## TASK DIRECTIONS
Tally every line featuring "frac", then give that tally alone.

>> start EXTRACTED MATERIAL

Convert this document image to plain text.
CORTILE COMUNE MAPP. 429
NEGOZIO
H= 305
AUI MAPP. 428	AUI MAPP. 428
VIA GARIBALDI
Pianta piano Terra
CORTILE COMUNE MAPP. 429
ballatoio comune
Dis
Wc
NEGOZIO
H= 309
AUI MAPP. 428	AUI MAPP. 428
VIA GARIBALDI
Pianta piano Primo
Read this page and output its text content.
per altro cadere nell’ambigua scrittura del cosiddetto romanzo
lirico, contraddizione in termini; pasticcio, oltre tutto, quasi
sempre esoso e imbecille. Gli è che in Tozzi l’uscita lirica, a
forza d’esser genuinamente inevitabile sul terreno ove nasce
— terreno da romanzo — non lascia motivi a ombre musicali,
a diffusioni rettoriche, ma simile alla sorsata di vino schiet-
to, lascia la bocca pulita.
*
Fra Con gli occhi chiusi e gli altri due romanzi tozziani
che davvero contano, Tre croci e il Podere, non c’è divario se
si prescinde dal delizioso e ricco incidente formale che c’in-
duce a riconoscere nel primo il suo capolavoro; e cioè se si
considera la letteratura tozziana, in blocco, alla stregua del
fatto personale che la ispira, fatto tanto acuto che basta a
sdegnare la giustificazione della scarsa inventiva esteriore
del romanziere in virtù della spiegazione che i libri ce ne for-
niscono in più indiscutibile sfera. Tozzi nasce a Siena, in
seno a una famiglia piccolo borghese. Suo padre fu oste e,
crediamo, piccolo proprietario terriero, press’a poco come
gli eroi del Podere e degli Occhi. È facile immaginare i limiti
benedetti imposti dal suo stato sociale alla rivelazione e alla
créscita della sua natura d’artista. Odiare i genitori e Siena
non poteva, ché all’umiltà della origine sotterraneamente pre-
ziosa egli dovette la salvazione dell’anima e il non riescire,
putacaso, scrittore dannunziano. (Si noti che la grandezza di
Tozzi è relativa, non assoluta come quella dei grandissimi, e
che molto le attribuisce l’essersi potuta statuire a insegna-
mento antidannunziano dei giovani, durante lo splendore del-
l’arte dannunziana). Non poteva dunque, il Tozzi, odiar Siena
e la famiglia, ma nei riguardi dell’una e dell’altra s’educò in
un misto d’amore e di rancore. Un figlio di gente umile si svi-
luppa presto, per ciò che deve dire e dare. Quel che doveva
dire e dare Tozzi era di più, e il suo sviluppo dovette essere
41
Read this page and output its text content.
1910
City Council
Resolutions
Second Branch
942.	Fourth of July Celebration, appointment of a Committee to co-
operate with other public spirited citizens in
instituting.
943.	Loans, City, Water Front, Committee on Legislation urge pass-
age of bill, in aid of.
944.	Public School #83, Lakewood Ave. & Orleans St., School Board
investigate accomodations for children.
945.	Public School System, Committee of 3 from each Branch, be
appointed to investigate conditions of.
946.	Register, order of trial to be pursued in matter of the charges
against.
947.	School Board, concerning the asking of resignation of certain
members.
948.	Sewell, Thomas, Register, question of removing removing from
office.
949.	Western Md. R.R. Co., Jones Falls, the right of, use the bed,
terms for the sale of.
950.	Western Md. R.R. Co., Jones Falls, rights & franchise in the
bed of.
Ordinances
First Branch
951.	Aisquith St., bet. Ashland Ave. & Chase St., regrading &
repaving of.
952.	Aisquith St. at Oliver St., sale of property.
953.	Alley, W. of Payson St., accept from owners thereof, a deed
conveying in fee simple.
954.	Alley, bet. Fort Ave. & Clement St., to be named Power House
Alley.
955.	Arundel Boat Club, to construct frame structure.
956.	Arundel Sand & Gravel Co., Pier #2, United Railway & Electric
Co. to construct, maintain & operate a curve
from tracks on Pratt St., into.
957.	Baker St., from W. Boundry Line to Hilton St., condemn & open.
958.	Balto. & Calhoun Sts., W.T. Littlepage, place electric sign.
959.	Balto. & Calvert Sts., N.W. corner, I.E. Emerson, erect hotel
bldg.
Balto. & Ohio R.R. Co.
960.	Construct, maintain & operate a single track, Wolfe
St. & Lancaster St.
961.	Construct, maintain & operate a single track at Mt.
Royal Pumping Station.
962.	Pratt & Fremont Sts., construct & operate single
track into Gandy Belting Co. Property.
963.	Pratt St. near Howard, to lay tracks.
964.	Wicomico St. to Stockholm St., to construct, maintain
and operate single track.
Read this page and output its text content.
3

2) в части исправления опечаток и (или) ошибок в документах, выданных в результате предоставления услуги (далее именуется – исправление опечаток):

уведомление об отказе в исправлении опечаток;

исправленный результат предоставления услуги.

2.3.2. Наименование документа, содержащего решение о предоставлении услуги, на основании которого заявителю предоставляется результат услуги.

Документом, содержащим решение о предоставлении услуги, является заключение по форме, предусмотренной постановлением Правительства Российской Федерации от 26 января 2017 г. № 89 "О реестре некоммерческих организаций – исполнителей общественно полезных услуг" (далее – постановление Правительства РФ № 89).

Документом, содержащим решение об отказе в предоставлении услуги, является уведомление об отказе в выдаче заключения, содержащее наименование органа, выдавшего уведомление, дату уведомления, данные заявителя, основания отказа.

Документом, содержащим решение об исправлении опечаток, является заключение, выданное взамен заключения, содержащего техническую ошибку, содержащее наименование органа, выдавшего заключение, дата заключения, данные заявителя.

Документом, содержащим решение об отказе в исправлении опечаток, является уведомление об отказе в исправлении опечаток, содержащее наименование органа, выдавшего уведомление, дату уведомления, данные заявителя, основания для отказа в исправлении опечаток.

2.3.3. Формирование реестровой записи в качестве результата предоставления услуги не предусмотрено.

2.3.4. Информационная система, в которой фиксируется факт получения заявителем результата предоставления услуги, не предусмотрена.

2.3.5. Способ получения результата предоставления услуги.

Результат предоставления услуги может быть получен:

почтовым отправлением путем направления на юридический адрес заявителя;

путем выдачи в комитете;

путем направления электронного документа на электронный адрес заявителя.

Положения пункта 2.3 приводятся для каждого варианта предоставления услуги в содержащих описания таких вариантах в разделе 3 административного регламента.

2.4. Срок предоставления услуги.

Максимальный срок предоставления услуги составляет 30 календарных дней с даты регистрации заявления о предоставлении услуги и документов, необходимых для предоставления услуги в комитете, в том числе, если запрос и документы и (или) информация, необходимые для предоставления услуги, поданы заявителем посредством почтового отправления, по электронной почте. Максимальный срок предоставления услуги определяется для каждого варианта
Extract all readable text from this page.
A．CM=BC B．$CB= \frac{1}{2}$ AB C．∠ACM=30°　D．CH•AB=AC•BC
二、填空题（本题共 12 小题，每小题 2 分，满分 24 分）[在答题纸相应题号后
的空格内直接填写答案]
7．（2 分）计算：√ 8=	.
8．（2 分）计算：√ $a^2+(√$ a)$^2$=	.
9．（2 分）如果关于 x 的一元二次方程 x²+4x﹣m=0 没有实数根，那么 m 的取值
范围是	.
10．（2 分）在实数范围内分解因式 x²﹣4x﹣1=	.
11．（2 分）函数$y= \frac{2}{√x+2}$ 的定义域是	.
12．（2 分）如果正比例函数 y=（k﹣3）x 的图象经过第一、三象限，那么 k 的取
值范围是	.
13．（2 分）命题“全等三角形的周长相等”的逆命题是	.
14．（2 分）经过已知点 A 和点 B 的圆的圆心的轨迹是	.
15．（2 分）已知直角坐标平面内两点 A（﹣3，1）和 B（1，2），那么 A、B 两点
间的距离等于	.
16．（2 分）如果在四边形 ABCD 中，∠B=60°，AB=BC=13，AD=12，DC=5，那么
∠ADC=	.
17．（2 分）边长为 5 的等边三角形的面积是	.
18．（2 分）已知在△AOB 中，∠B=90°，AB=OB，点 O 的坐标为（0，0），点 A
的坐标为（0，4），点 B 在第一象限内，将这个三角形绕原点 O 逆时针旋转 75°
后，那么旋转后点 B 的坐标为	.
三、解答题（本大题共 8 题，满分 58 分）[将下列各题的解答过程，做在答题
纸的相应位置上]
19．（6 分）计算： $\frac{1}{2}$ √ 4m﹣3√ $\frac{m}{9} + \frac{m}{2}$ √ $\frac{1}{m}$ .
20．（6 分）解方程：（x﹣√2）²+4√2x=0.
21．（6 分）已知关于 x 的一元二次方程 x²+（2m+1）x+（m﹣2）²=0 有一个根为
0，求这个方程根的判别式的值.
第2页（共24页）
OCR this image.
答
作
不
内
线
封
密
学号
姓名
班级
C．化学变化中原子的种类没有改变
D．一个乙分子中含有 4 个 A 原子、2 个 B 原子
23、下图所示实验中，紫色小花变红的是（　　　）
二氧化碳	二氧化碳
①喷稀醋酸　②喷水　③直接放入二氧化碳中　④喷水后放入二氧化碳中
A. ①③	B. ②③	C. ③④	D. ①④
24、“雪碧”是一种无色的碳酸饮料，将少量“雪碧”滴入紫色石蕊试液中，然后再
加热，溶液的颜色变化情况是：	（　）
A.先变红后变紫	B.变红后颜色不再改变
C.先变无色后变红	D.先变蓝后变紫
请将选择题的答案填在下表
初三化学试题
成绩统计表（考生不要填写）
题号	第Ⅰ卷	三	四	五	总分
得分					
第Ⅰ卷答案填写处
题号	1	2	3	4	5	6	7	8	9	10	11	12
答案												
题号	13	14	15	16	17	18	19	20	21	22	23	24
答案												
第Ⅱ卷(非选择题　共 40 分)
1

>> end EXTRACTED MATERIAL

## SOLUTION TO THIS PROBLEM
3